Extract>
He gave a slight look away and in an absurdly casual tone, asked me, “So do you get to church much?”
Half in shock, I gave Tom and Lydia (neither of whom are of the religious bent) and he seemed to pick up on that.
“So you’re not a Christian.”
“Well that’s a complex question.” I said in an attempt to be diplomatic.
“You’re not a Christian but you teach at a Christian school?”
It was at about this point where the conversation, which I had been rather enjoying, went into a steep decline. I acknowledged that this was ironic but that I was comfortable with the arrangement. Had I been in a slightly less forgiving mood, I might have rushed into a bout of self-righteousness, comparing my attempts to genuinely help the Chuukese to his bible-bashing. But it wasn’t the right time or place, and it wouldn’t have achieved anything in the long run. He quickly peeled off and rejoined his throng of Mormons. They all looked incredibly happy, even as one of their own walked past the security guards and into the purgatorial waiting area next to the tarmac. As we left I said goodbye. I invited him up for a meal sometime, though it’s probably unlikely he’ll take me up on that.
The odd thing is, walking away from the airport, I felt more comfortable not being a Christian here than I have since I arrived. So if you’re out there, my Mormon friend, thank you.
Monday, June 28, 2010
Monday, June 7, 2010
The Finer Pont of the Language Barrier
Every day, no matter what amount of activity or inactivity that day involves, I am confronted with the fact that English is not the principle language of this island. I can talk to as many Americans and as many fluent Chuukese people as I like, but ultimately the language barrier pervades my lifestyle here. This was something I prepared for upon arrival, I had been to foreign countries before and even stayed in the houses of people who barely spoke English; it wasn’t until being here that I began to notice more curious sides of the language barrier.

Dataset content>
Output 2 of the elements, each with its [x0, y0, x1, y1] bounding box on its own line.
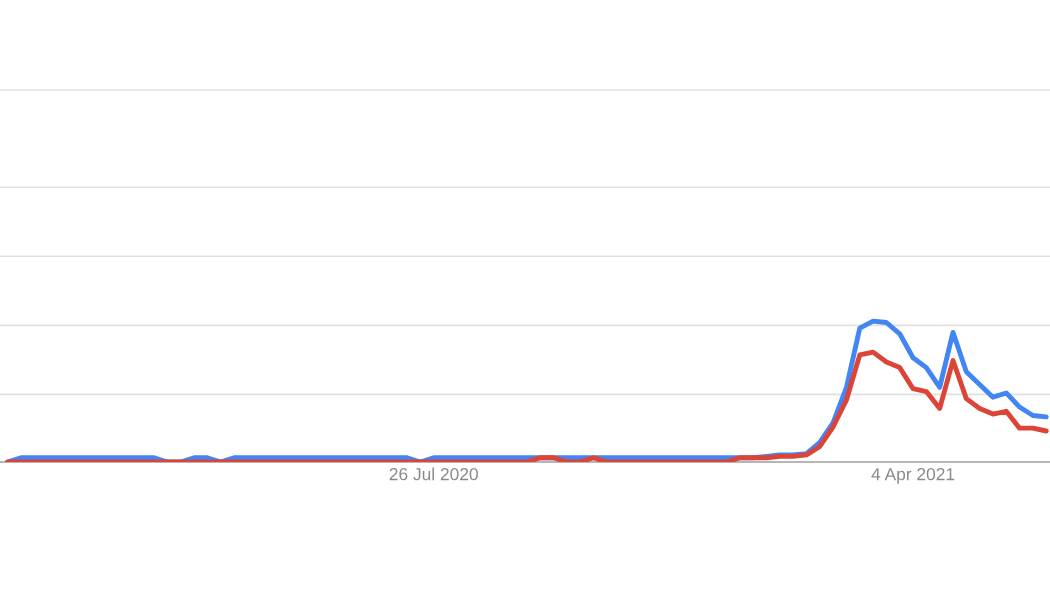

Exercise>
Set down the part of the blog excerpt above from "Monday, June 28, 2010" up to and including "the language barrier.", word for word.

Correct answer>
Monday, June 28, 2010
Monday, June 7, 2010
The Finer Pont of the Language Barrier
Every day, no matter what amount of activity or inactivity that day involves, I am confronted with the fact that English is not the principle language of this island. I can talk to as many Americans and as many fluent Chuukese people as I like, but ultimately the language barrier pervades my lifestyle here. This was something I prepared for upon arrival, I had been to foreign countries before and even stayed in the houses of people who barely spoke English; it wasn’t until being here that I began to notice more curious sides of the language barrier.